**TASK TO COMPLETE**: Quote, verbatim, all material below, without pictures.

* Begin GIVEN ENTRIES *

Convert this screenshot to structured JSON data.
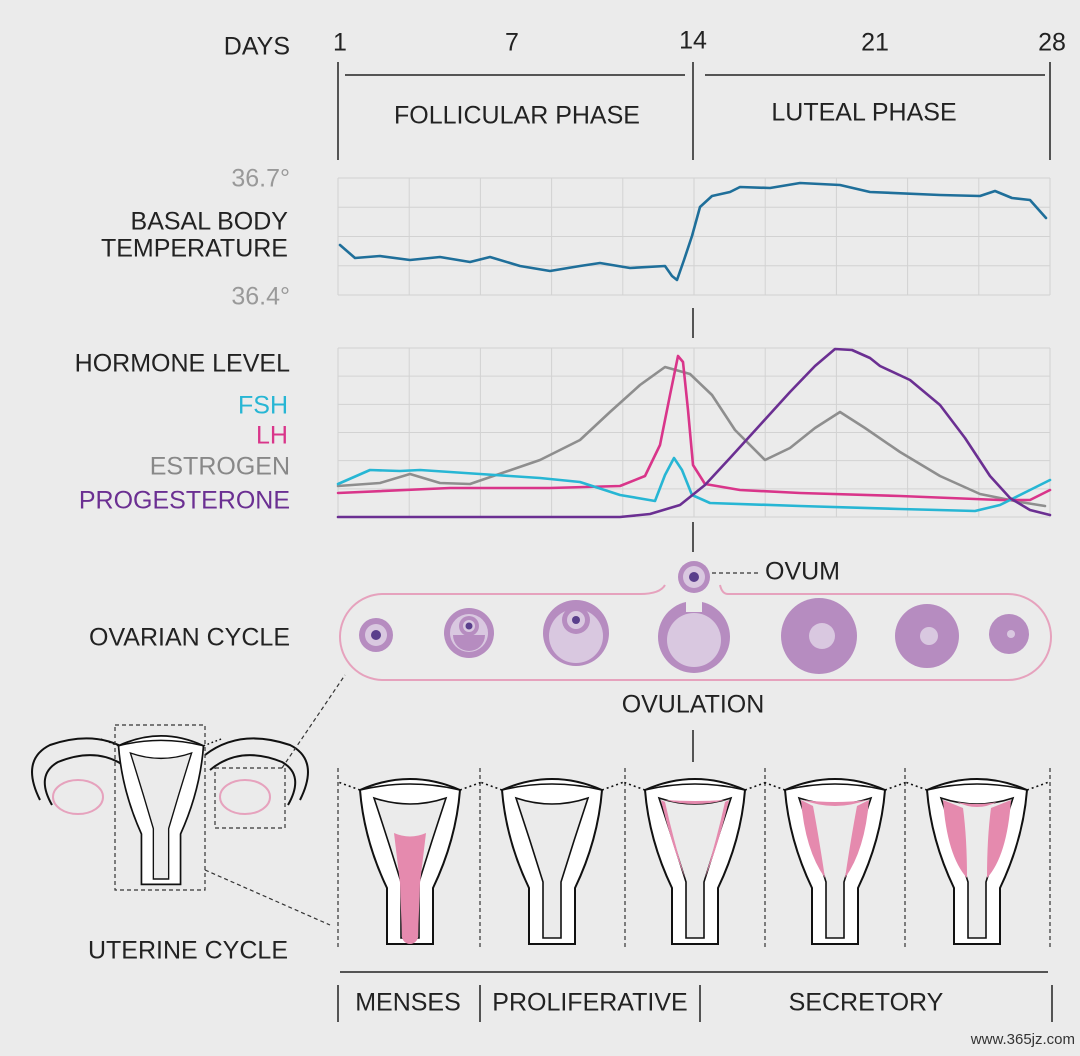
{
  "header": {
    "days_label": "DAYS",
    "days": [
      "1",
      "7",
      "14",
      "21",
      "28"
    ],
    "phases": [
      "FOLLICULAR PHASE",
      "LUTEAL PHASE"
    ]
  },
  "temperature": {
    "label_lines": [
      "BASAL BODY",
      "TEMPERATURE"
    ],
    "high": "36.7°",
    "low": "36.4°"
  },
  "hormones": {
    "title": "HORMONE LEVEL",
    "legend": [
      "FSH",
      "LH",
      "ESTROGEN",
      "PROGESTERONE"
    ]
  },
  "ovarian": {
    "label": "OVARIAN CYCLE",
    "ovum": "OVUM",
    "ovulation": "OVULATION"
  },
  "uterine": {
    "label": "UTERINE CYCLE",
    "phases": [
      "MENSES",
      "PROLIFERATIVE",
      "SECRETORY"
    ]
  },
  "watermark": "www.365jz.com"
}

* End GIVEN ENTRIES *

**EXERCISE OUTPUT**:
Convert this screenshot to structured JSON data.
{
  "header": {
    "days_label": "DAYS",
    "days": [
      "1",
      "7",
      "14",
      "21",
      "28"
    ],
    "phases": [
      "FOLLICULAR PHASE",
      "LUTEAL PHASE"
    ]
  },
  "temperature": {
    "label_lines": [
      "BASAL BODY",
      "TEMPERATURE"
    ],
    "high": "36.7°",
    "low": "36.4°"
  },
  "hormones": {
    "title": "HORMONE LEVEL",
    "legend": [
      "FSH",
      "LH",
      "ESTROGEN",
      "PROGESTERONE"
    ]
  },
  "ovarian": {
    "label": "OVARIAN CYCLE",
    "ovum": "OVUM",
    "ovulation": "OVULATION"
  },
  "uterine": {
    "label": "UTERINE CYCLE",
    "phases": [
      "MENSES",
      "PROLIFERATIVE",
      "SECRETORY"
    ]
  },
  "watermark": "www.365jz.com"
}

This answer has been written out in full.